CHALLENGE
Any picture among the records should be left out, please; retype the rest exactly.

SUPPLIED ENTRIES
───

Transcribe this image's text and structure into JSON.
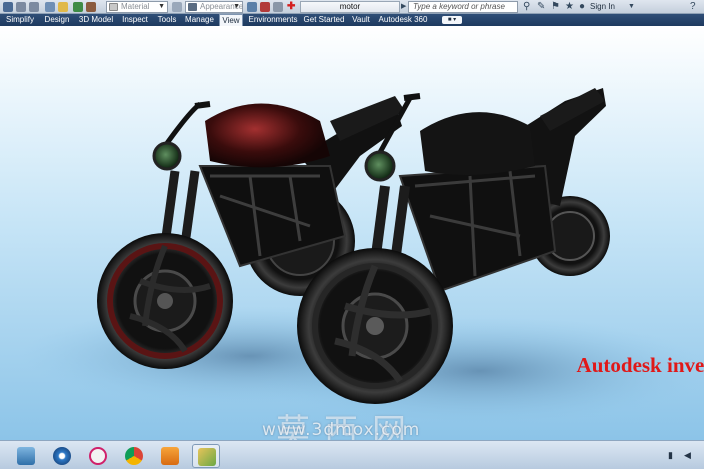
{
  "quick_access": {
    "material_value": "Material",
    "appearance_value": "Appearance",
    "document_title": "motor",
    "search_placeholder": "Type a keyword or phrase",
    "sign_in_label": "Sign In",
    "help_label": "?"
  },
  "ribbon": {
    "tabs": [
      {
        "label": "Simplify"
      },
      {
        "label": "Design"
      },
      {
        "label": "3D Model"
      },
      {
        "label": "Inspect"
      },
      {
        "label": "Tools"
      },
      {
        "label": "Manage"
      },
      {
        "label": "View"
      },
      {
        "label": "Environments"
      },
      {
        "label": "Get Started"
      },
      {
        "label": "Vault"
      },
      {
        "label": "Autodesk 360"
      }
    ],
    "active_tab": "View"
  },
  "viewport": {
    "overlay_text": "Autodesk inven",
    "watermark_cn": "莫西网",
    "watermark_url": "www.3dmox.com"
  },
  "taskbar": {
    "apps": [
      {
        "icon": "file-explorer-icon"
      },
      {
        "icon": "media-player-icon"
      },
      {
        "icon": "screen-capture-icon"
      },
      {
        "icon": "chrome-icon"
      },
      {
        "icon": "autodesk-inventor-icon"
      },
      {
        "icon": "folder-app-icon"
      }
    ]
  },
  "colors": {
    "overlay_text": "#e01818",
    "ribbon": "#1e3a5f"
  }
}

───

WRITTEN ANSWER
Transcribe this image's text and structure into JSON.
{
  "quick_access": {
    "material_value": "Material",
    "appearance_value": "Appearance",
    "document_title": "motor",
    "search_placeholder": "Type a keyword or phrase",
    "sign_in_label": "Sign In",
    "help_label": "?"
  },
  "ribbon": {
    "tabs": [
      {
        "label": "Simplify"
      },
      {
        "label": "Design"
      },
      {
        "label": "3D Model"
      },
      {
        "label": "Inspect"
      },
      {
        "label": "Tools"
      },
      {
        "label": "Manage"
      },
      {
        "label": "View"
      },
      {
        "label": "Environments"
      },
      {
        "label": "Get Started"
      },
      {
        "label": "Vault"
      },
      {
        "label": "Autodesk 360"
      }
    ],
    "active_tab": "View"
  },
  "viewport": {
    "overlay_text": "Autodesk inven",
    "watermark_cn": "莫西网",
    "watermark_url": "www.3dmox.com"
  },
  "taskbar": {
    "apps": [
      {
        "icon": "file-explorer-icon"
      },
      {
        "icon": "media-player-icon"
      },
      {
        "icon": "screen-capture-icon"
      },
      {
        "icon": "chrome-icon"
      },
      {
        "icon": "autodesk-inventor-icon"
      },
      {
        "icon": "folder-app-icon"
      }
    ]
  },
  "colors": {
    "overlay_text": "#e01818",
    "ribbon": "#1e3a5f"
  }
}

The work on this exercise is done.